Task brief: Copy every line from the records below that holds the word "received".

[Collected data]
* BEGIN *

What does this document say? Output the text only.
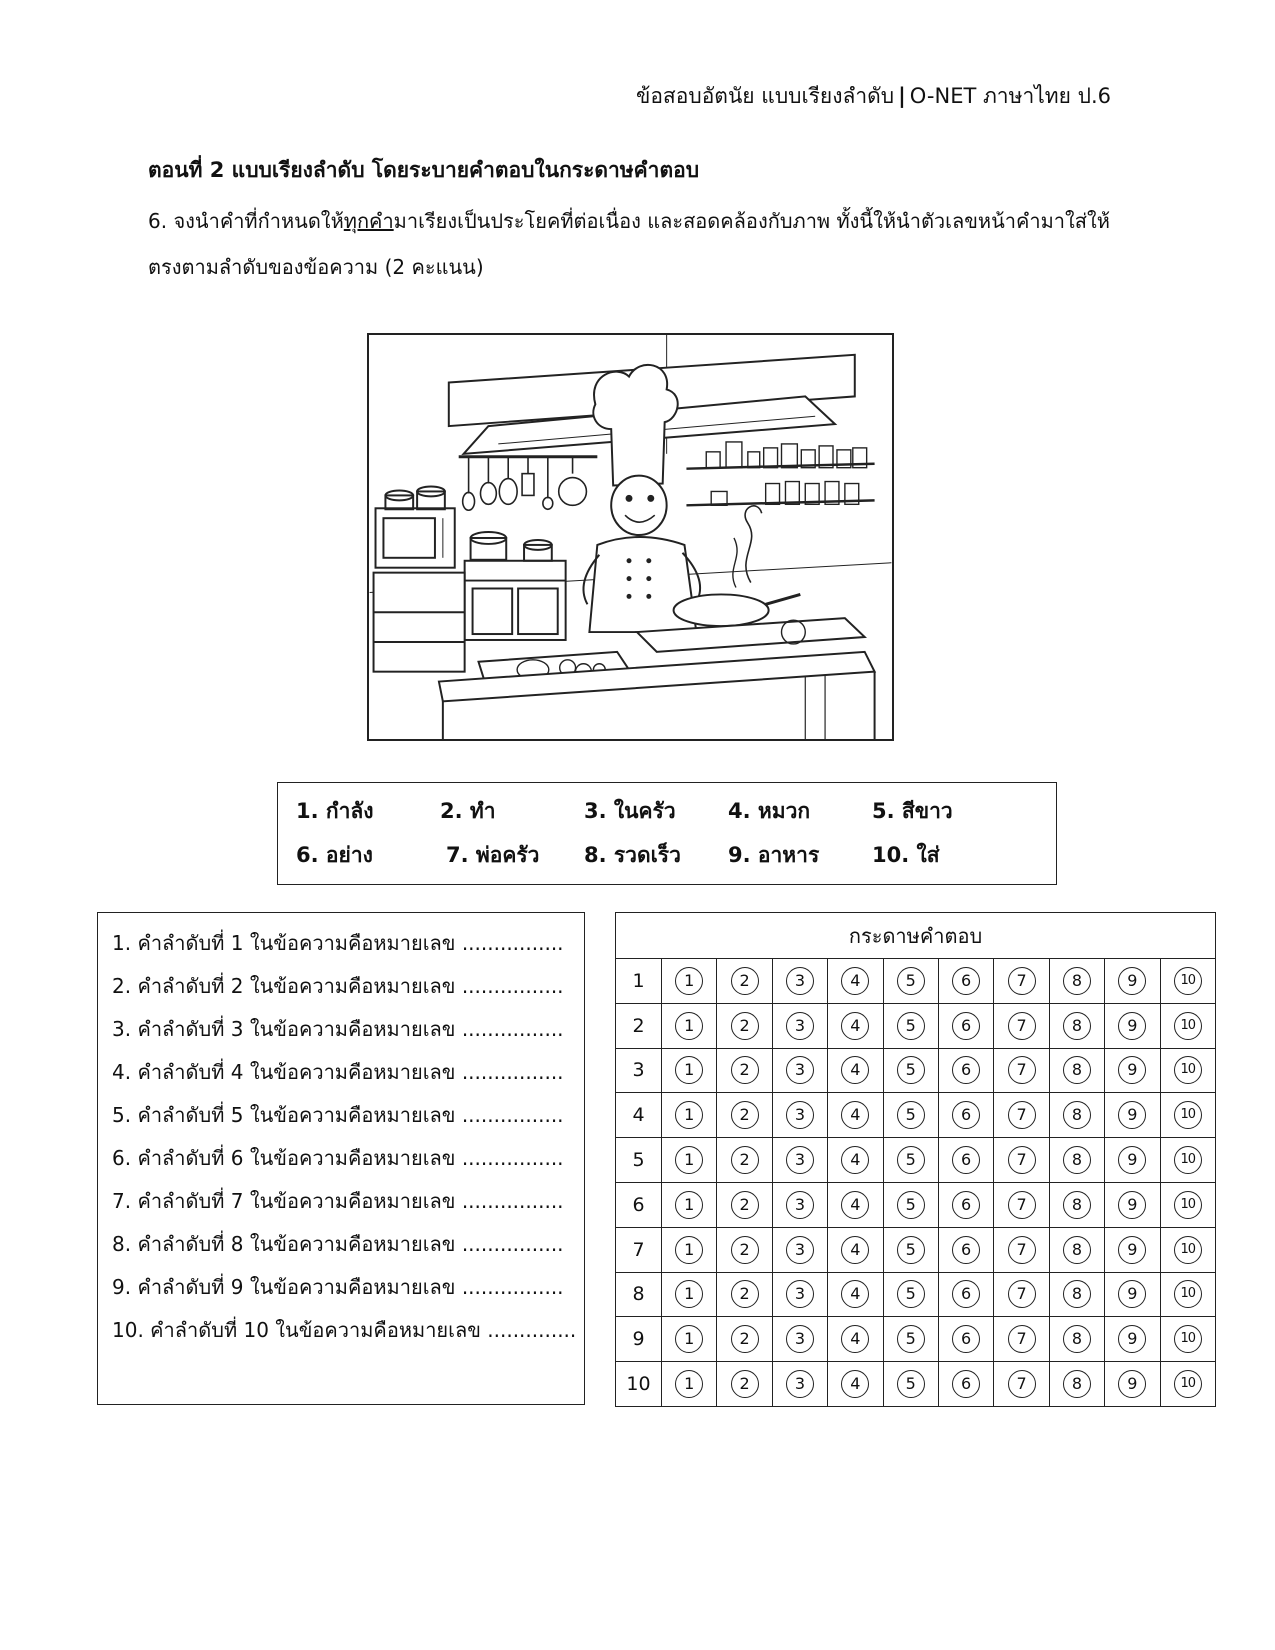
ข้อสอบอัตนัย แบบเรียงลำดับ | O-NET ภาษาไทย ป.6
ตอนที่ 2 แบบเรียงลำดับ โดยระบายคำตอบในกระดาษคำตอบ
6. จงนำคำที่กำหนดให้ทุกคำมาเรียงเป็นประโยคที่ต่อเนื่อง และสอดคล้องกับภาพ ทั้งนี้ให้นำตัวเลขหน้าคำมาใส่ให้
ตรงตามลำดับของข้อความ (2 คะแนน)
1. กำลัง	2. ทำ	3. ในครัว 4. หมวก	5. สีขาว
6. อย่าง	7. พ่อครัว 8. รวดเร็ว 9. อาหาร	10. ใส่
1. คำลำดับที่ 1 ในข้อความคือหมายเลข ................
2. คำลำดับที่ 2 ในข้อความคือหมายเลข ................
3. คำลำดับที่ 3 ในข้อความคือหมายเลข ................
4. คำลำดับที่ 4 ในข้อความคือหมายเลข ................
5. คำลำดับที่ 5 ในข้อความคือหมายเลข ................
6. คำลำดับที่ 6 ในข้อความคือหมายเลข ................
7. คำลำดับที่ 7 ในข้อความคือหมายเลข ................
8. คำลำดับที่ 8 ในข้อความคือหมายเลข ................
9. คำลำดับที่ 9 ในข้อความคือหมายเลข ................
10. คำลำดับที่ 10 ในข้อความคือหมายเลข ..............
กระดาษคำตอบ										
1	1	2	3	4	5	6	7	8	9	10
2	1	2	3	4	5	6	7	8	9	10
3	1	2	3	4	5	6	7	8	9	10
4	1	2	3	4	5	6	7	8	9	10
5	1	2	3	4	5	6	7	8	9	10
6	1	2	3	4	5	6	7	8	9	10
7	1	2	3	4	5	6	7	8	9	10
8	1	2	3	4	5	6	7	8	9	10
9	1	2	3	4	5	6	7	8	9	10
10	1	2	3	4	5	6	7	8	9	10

* END *
* BEGIN *

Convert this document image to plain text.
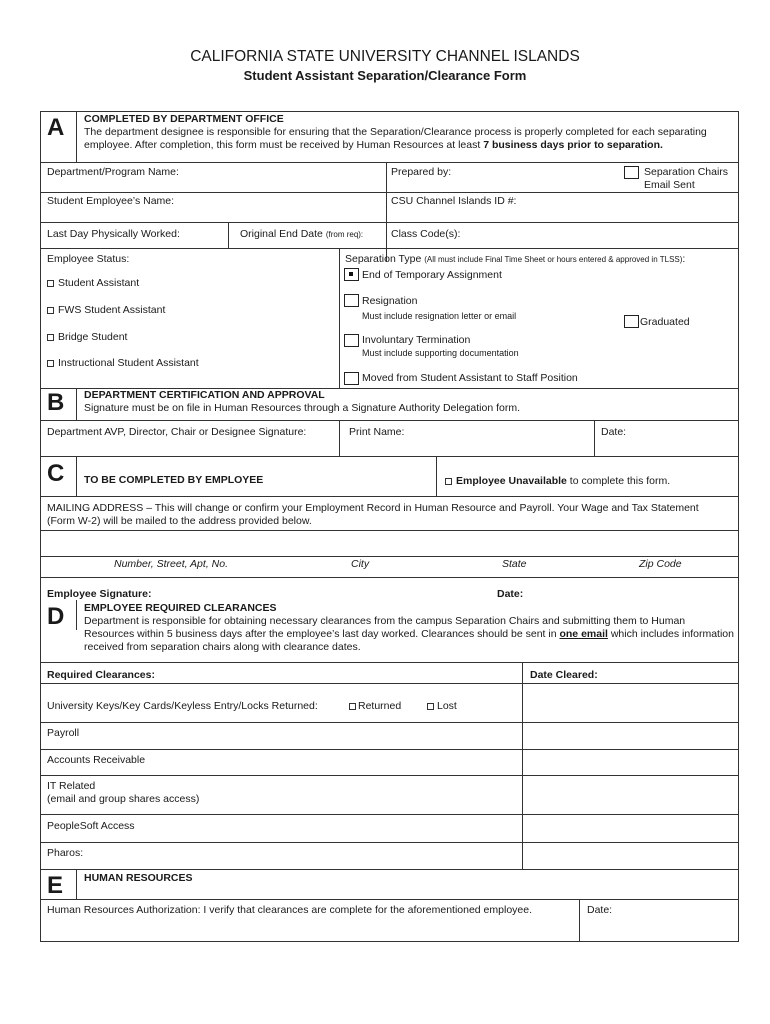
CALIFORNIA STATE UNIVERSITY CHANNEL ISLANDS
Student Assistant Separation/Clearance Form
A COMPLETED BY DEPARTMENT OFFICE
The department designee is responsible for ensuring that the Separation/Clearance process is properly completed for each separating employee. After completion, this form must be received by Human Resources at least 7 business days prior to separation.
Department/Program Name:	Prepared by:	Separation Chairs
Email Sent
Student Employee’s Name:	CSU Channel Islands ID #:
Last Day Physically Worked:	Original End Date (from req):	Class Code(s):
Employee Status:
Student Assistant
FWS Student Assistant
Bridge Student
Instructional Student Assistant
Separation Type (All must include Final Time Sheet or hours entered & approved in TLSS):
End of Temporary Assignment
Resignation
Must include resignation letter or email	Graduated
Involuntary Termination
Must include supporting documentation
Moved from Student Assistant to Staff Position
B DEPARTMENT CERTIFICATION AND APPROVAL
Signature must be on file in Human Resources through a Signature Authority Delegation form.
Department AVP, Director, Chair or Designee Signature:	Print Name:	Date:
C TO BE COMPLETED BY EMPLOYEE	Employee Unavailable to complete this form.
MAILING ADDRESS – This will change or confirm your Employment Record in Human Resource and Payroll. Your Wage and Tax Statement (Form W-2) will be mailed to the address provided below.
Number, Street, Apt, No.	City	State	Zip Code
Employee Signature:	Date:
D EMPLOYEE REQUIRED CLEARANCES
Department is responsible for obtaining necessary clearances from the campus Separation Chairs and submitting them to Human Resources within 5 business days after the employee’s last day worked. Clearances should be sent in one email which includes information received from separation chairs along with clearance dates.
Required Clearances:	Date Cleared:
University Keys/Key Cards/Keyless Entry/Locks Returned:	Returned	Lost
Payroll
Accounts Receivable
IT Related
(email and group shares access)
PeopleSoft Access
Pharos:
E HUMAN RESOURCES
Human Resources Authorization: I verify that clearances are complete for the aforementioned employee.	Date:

* END *

Answer to the exercise:
The department designee is responsible for ensuring that the Separation/Clearance process is properly completed for each separating employee. After completion, this form must be received by Human Resources at least 7 business days prior to separation.
Department is responsible for obtaining necessary clearances from the campus Separation Chairs and submitting them to Human Resources within 5 business days after the employee’s last day worked. Clearances should be sent in one email which includes information received from separation chairs along with clearance dates.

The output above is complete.